Exercise requirements: In the records that follow, find each line with "Sciences" and pull it out.

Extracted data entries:
--------------------------------

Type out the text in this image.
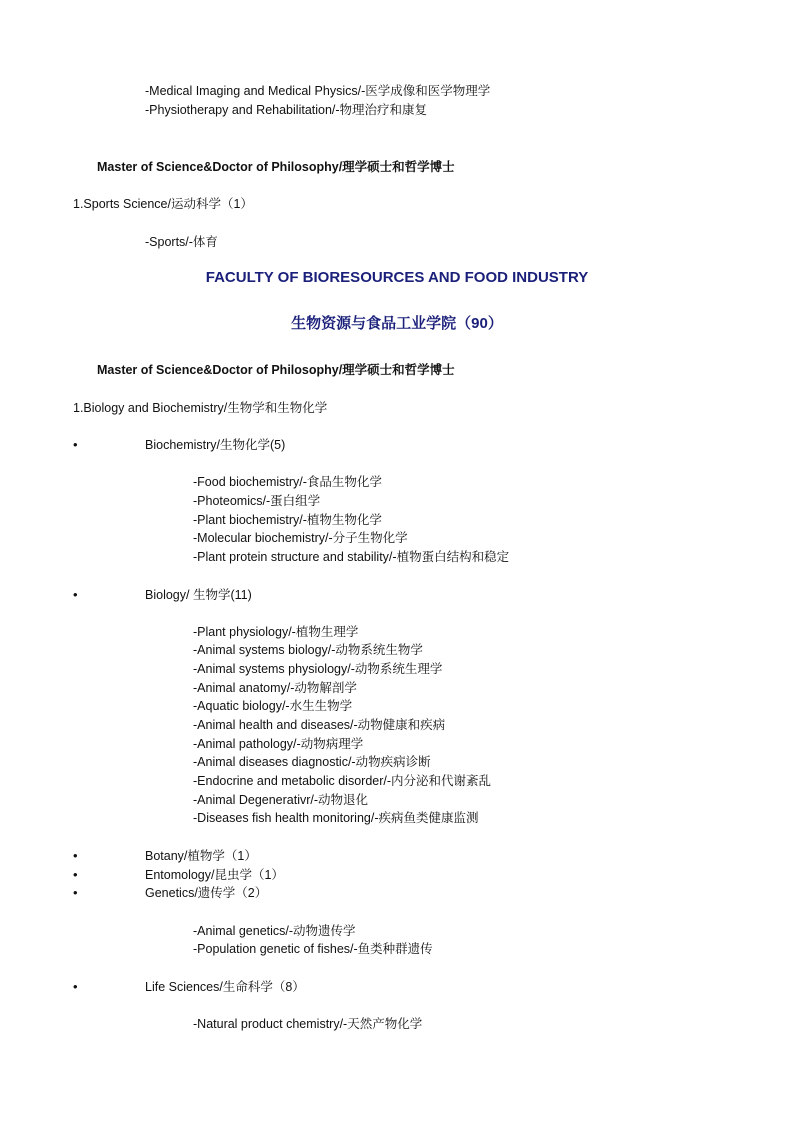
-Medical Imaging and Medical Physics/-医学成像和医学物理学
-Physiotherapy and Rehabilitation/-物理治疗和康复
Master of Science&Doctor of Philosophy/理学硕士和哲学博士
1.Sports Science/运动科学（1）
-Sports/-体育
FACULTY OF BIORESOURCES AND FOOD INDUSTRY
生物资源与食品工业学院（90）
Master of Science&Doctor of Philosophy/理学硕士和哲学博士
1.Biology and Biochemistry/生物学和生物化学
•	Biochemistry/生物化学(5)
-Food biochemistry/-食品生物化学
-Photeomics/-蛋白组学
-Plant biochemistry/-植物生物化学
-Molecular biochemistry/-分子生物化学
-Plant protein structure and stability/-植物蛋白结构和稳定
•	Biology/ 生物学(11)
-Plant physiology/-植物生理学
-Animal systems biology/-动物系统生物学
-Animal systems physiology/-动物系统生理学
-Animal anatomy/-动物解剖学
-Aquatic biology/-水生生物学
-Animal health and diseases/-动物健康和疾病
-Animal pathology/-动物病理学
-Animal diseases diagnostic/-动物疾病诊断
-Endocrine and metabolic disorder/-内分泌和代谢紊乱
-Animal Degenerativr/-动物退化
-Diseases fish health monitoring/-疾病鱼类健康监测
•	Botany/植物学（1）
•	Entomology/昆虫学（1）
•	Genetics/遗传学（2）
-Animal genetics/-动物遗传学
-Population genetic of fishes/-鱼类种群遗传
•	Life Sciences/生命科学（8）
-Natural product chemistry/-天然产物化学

--------------------------------

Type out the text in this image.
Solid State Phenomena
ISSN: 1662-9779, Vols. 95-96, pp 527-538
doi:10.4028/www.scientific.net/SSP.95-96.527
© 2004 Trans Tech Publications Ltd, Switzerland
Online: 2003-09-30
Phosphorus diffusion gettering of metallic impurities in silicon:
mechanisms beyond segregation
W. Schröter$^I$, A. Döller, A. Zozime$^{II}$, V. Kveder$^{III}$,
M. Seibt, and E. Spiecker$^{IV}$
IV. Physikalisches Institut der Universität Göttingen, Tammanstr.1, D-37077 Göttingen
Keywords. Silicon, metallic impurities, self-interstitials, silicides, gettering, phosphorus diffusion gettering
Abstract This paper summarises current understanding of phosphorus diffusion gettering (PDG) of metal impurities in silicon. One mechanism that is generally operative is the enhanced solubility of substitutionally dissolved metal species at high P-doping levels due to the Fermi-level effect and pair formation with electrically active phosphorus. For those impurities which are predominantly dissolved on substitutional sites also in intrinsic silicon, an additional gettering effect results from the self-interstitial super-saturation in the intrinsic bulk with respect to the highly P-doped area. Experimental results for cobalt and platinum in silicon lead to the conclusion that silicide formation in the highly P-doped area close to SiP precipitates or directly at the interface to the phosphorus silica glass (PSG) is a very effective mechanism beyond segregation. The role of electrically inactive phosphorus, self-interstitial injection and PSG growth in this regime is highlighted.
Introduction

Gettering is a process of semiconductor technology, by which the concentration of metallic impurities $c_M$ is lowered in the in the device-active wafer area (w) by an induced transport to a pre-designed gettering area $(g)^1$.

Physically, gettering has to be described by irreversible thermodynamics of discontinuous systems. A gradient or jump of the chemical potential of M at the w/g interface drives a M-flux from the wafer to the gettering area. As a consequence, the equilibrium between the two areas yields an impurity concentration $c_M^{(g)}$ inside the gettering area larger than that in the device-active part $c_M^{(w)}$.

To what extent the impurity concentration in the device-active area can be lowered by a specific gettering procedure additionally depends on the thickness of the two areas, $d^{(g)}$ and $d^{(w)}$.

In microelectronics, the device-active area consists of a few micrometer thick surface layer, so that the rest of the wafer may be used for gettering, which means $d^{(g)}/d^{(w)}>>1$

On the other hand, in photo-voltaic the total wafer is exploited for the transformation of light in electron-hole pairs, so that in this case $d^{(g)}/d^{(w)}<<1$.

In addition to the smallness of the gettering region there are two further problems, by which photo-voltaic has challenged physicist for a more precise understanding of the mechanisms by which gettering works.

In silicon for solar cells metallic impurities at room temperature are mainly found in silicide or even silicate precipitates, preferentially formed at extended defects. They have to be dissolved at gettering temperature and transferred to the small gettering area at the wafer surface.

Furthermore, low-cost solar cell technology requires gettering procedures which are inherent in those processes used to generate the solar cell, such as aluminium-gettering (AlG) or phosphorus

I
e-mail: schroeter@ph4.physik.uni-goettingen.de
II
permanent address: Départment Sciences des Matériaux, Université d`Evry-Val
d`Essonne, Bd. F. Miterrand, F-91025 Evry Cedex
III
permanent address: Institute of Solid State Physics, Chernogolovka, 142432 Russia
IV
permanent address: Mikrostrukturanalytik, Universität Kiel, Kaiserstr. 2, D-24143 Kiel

--------------------------------

Result below:
•	Life Sciences/生命科学（8）
permanent address: Départment Sciences des Matériaux, Université d`Evry-Val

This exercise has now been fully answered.